(WHAT TO DO): Copy each of the following lines word for word, and leave out the pictures.

-- -- --

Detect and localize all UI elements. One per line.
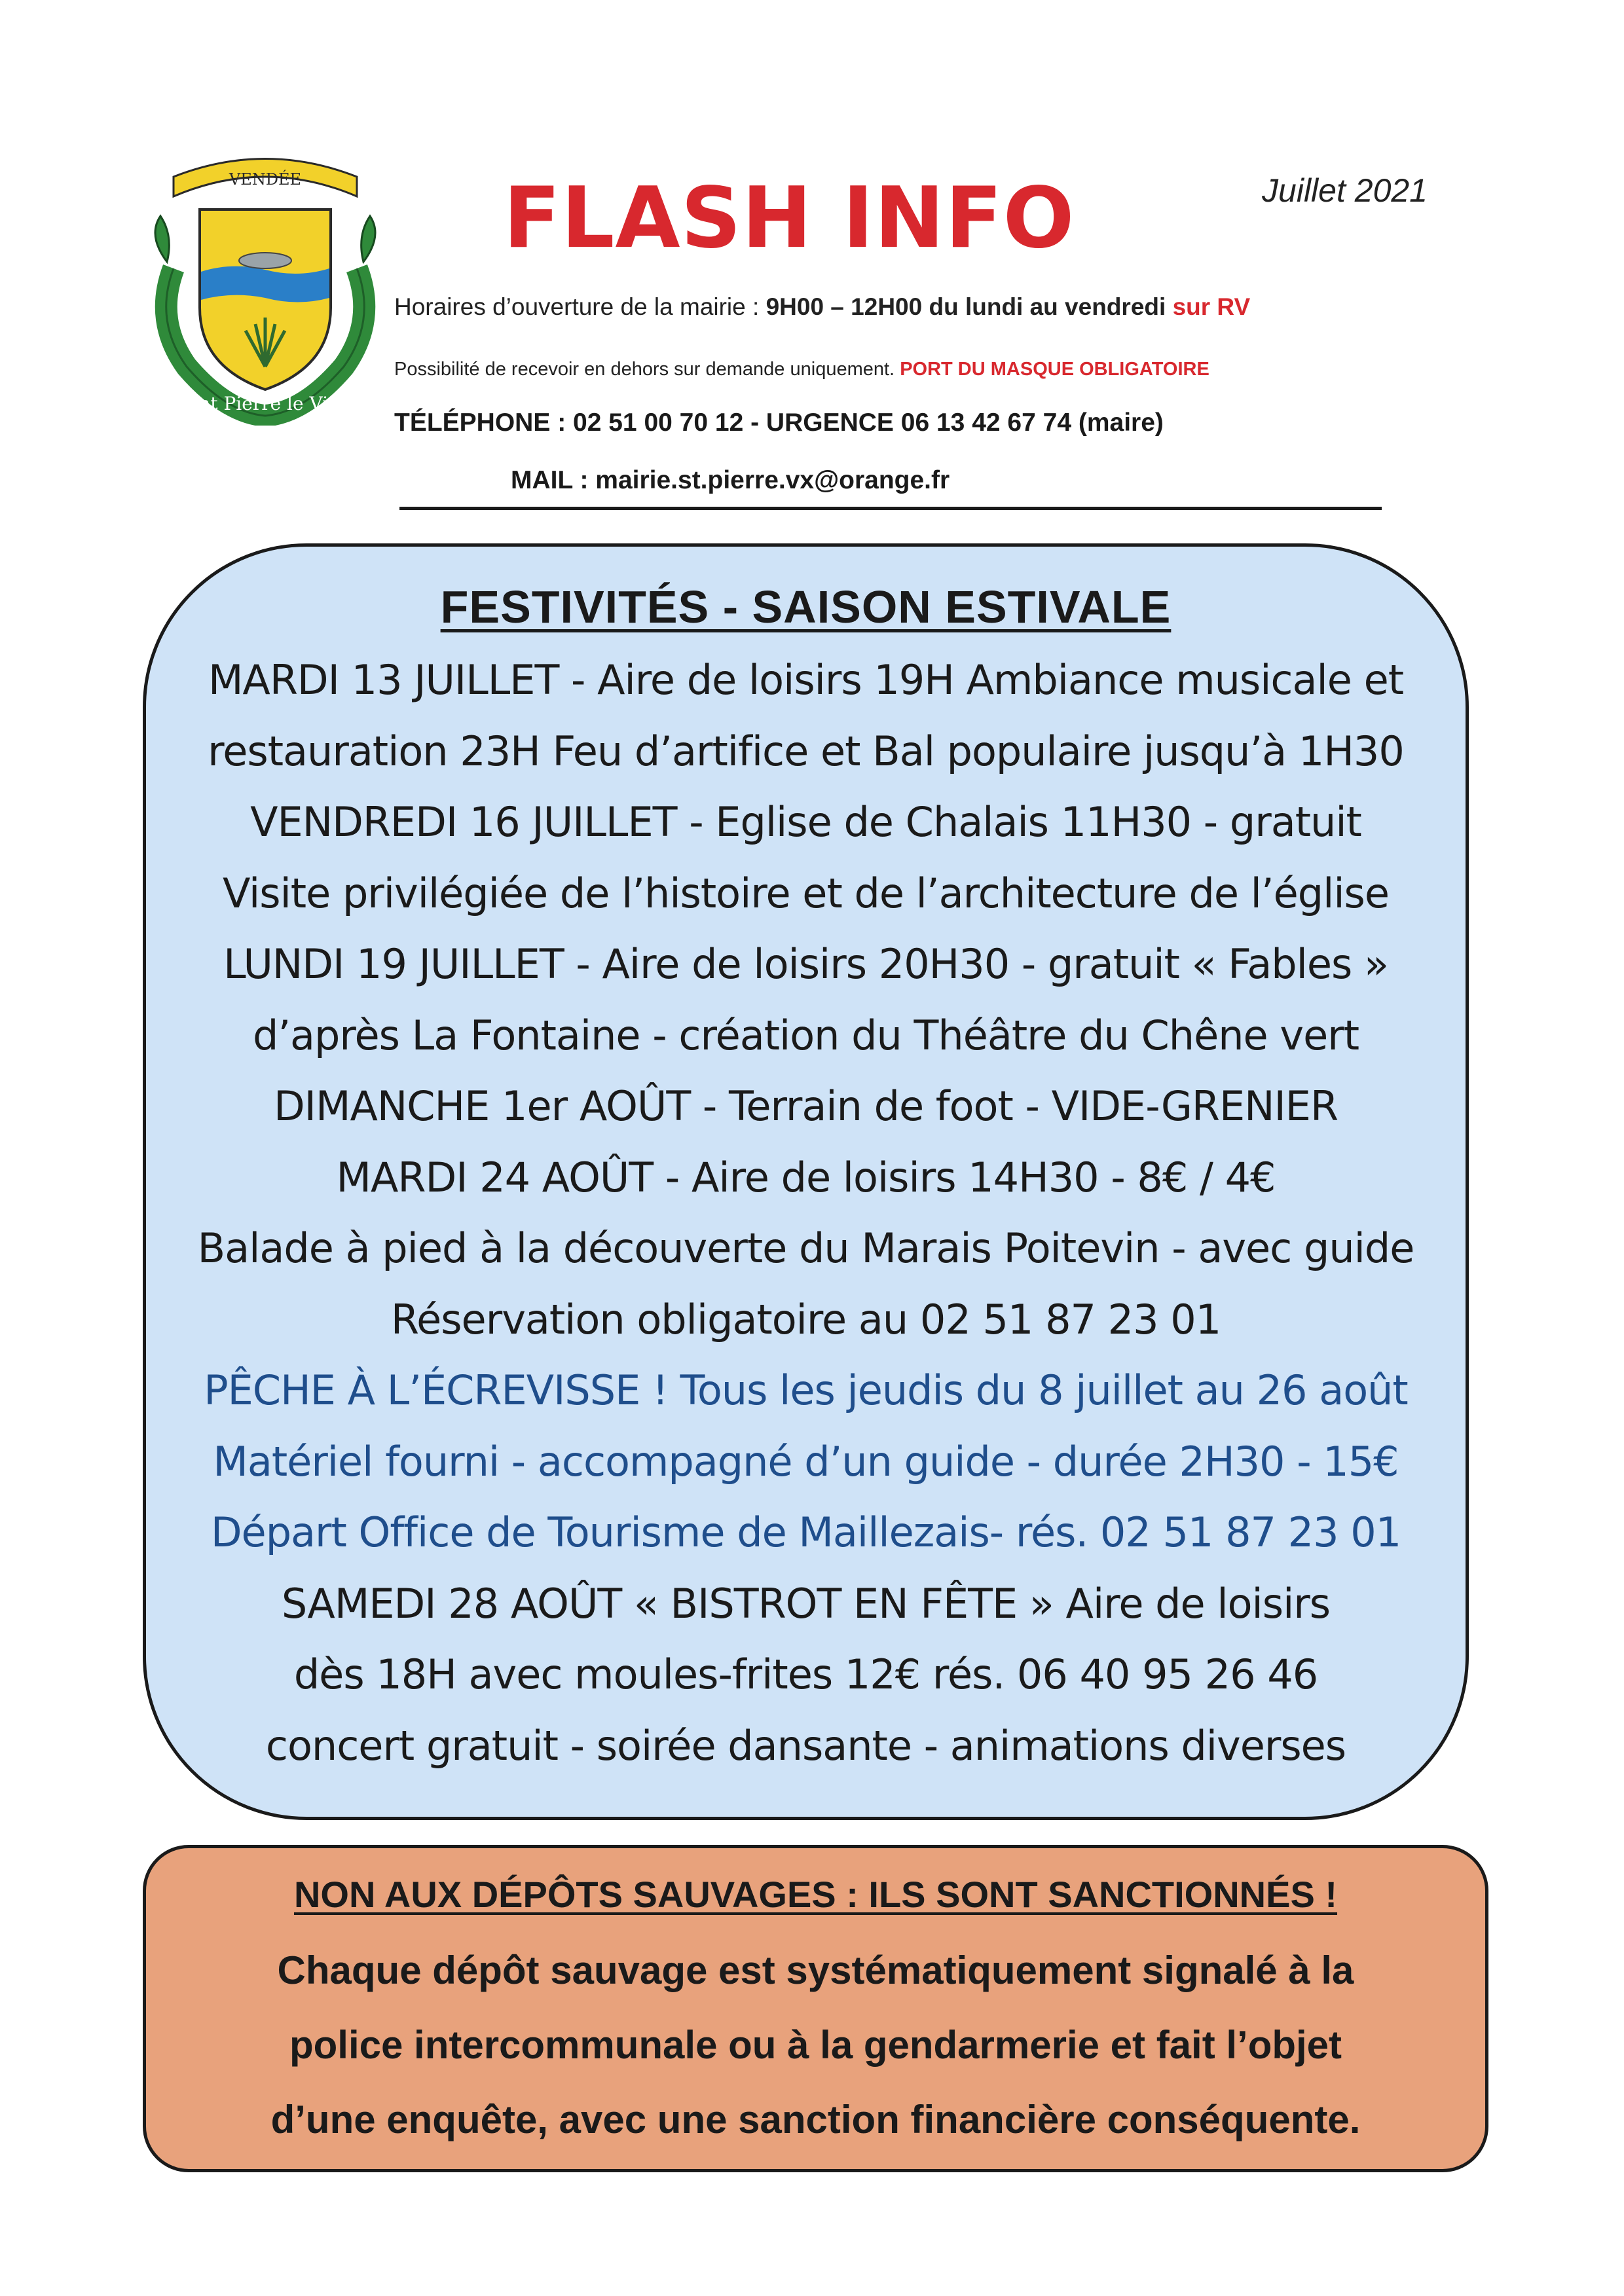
crest-ribbon-text: Saint Pierre le Vieux [169,393,361,414]
event-line: DIMANCHE 1er AOÛT - Terrain de foot - VIDE-GRENIER [273,1082,1338,1130]
event-line: Visite privilégiée de l’histoire et de l’architecture de l’église [222,869,1389,917]
event-line: VENDREDI 16 JUILLET - Eglise de Chalais 11H30 - gratuit [250,798,1361,846]
event-line-peche: PÊCHE À L’ÉCREVISSE ! Tous les jeudis du 8 juillet au 26 août [204,1366,1408,1414]
warning-text [146,1933,1485,2157]
event-line-peche: Départ Office de Tourisme de Maillezais- rés. 02 51 87 23 01 [210,1508,1401,1556]
mail-line: MAIL : mairie.st.pierre.vx@orange.fr [511,466,950,494]
illegal-dumping-warning [143,1845,1488,2172]
event-line: d’après La Fontaine - création du Théâtre du Chêne vert [252,1011,1359,1059]
opening-hours [394,293,1250,321]
event-line: restauration 23H Feu d’artifice et Bal populaire jusqu’à 1H30 [208,727,1404,775]
warning-line: Chaque dépôt sauvage est systématiquement signalé à la [277,1948,1354,1992]
festivities-box [143,543,1469,1820]
event-line: MARDI 13 JUILLET - Aire de loisirs 19H Ambiance musicale et [208,656,1404,704]
page-title: FLASH INFO [503,170,1075,267]
crest-banner-text: VENDÉE [229,170,302,189]
header-divider [399,507,1382,510]
festivities-list [146,645,1466,1781]
event-line: SAMEDI 28 AOÛT « BISTROT EN FÊTE » Aire de loisirs [281,1579,1331,1628]
reception-note [394,359,1209,380]
phone-line: TÉLÉPHONE : 02 51 00 70 12 - URGENCE 06 13 42 67 74 (maire) [394,409,1164,437]
issue-date: Juillet 2021 [1262,172,1428,209]
mask-notice: PORT DU MASQUE OBLIGATOIRE [900,359,1209,380]
opening-hours-rv: sur RV [1172,293,1251,320]
opening-hours-value: 9H00 – 12H00 du lundi au vendredi [766,293,1166,320]
festivities-title: FESTIVITÉS - SAISON ESTIVALE [440,581,1172,632]
event-line: Balade à pied à la découverte du Marais Poitevin - avec guide [197,1224,1414,1272]
event-line-peche: Matériel fourni - accompagné d’un guide - durée 2H30 - 15€ [213,1437,1399,1485]
village-crest-logo [147,157,383,426]
warning-title: NON AUX DÉPÔTS SAUVAGES : ILS SONT SANCTIONNÉS ! [293,1874,1338,1915]
event-line: concert gratuit - soirée dansante - animations diverses [265,1721,1346,1770]
event-line: MARDI 24 AOÛT - Aire de loisirs 14H30 - 8€ / 4€ [336,1153,1276,1201]
warning-line: d’une enquête, avec une sanction financière conséquente. [270,2098,1361,2141]
reception-note-text: Possibilité de recevoir en dehors sur demande uniquement. [394,359,895,380]
event-line: LUNDI 19 JUILLET - Aire de loisirs 20H30 - gratuit « Fables » [223,940,1388,988]
event-line: Réservation obligatoire au 02 51 87 23 01 [390,1295,1221,1343]
warning-line: police intercommunale ou à la gendarmerie et fait l’objet [289,2023,1342,2067]
opening-hours-label: Horaires d’ouverture de la mairie : [394,293,760,320]
event-line: dès 18H avec moules-frites 12€ rés. 06 40 95 26 46 [293,1650,1318,1698]
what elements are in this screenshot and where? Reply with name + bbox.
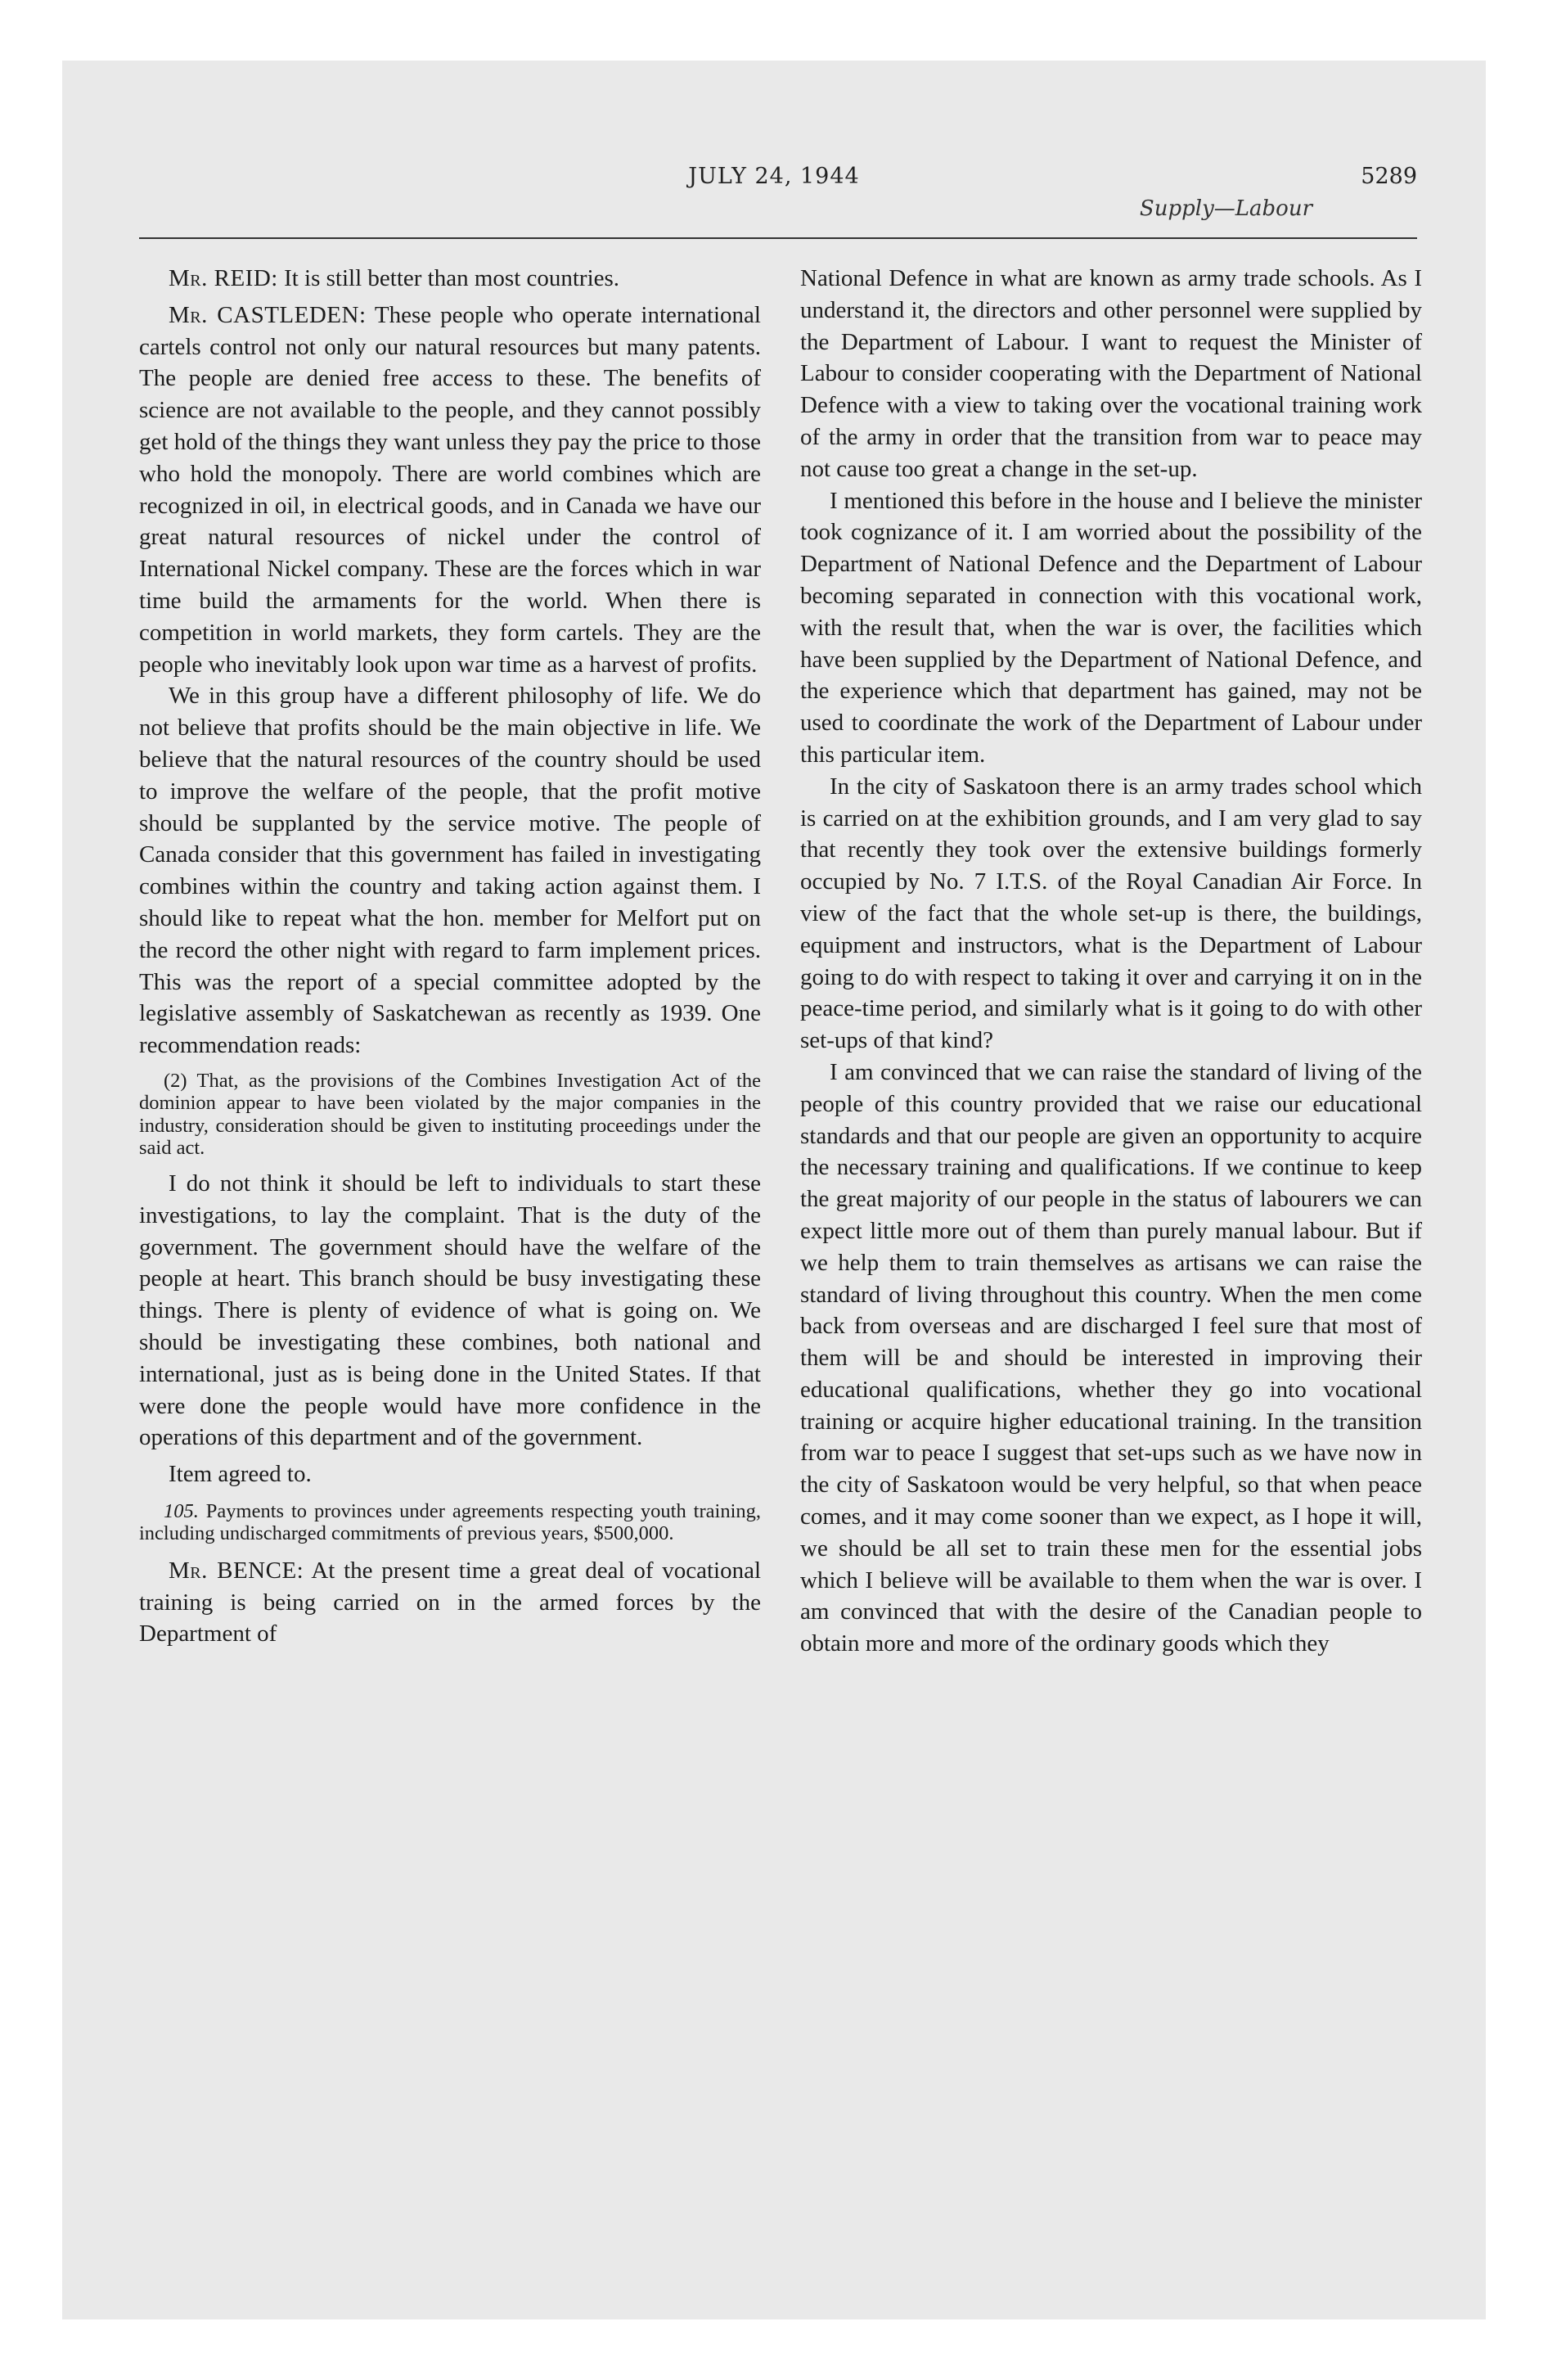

-- -- --

(EXPECTED OUTPUT):
Detect and localize all UI elements. One per line.
crest-ribbon-text: Saint Pierre le Vieux [169,393,361,414]
event-line: DIMANCHE 1er AOÛT - Terrain de foot - VIDE-GRENIER [273,1082,1338,1130]
event-line: Visite privilégiée de l’histoire et de l’architecture de l’église [222,869,1389,917]
event-line: VENDREDI 16 JUILLET - Eglise de Chalais 11H30 - gratuit [250,798,1361,846]
event-line-peche: PÊCHE À L’ÉCREVISSE ! Tous les jeudis du 8 juillet au 26 août [204,1366,1408,1414]
warning-text [146,1933,1485,2157]
event-line-peche: Départ Office de Tourisme de Maillezais- rés. 02 51 87 23 01 [210,1508,1401,1556]
mail-line: MAIL : mairie.st.pierre.vx@orange.fr [511,466,950,494]
illegal-dumping-warning [143,1845,1488,2172]
event-line: d’après La Fontaine - création du Théâtre du Chêne vert [252,1011,1359,1059]
opening-hours [394,293,1250,321]
event-line: restauration 23H Feu d’artifice et Bal populaire jusqu’à 1H30 [208,727,1404,775]
warning-line: Chaque dépôt sauvage est systématiquement signalé à la [277,1948,1354,1992]
festivities-box [143,543,1469,1820]
event-line: MARDI 13 JUILLET - Aire de loisirs 19H Ambiance musicale et [208,656,1404,704]
page-title: FLASH INFO [503,170,1075,267]
crest-banner-text: VENDÉE [229,170,302,189]
header-divider [399,507,1382,510]
festivities-list [146,645,1466,1781]
event-line: SAMEDI 28 AOÛT « BISTROT EN FÊTE » Aire de loisirs [281,1579,1331,1628]
reception-note [394,359,1209,380]
phone-line: TÉLÉPHONE : 02 51 00 70 12 - URGENCE 06 13 42 67 74 (maire) [394,409,1164,437]
issue-date: Juillet 2021 [1262,172,1428,209]
mask-notice: PORT DU MASQUE OBLIGATOIRE [900,359,1209,380]
opening-hours-rv: sur RV [1172,293,1251,320]
opening-hours-value: 9H00 – 12H00 du lundi au vendredi [766,293,1166,320]
festivities-title: FESTIVITÉS - SAISON ESTIVALE [440,581,1172,632]
event-line: Balade à pied à la découverte du Marais Poitevin - avec guide [197,1224,1414,1272]
event-line-peche: Matériel fourni - accompagné d’un guide - durée 2H30 - 15€ [213,1437,1399,1485]
village-crest-logo [147,157,383,426]
warning-title: NON AUX DÉPÔTS SAUVAGES : ILS SONT SANCTIONNÉS ! [293,1874,1338,1915]
event-line: concert gratuit - soirée dansante - animations diverses [265,1721,1346,1770]
event-line: MARDI 24 AOÛT - Aire de loisirs 14H30 - 8€ / 4€ [336,1153,1276,1201]
warning-line: d’une enquête, avec une sanction financière conséquente. [270,2098,1361,2141]
reception-note-text: Possibilité de recevoir en dehors sur demande uniquement. [394,359,895,380]
event-line: LUNDI 19 JUILLET - Aire de loisirs 20H30 - gratuit « Fables » [223,940,1388,988]
event-line: Réservation obligatoire au 02 51 87 23 01 [390,1295,1221,1343]
warning-line: police intercommunale ou à la gendarmerie et fait l’objet [289,2023,1342,2067]
opening-hours-label: Horaires d’ouverture de la mairie : [394,293,760,320]
event-line: dès 18H avec moules-frites 12€ rés. 06 40 95 26 46 [293,1650,1318,1698]
what elements are in this screenshot and where? Reply with name + bbox.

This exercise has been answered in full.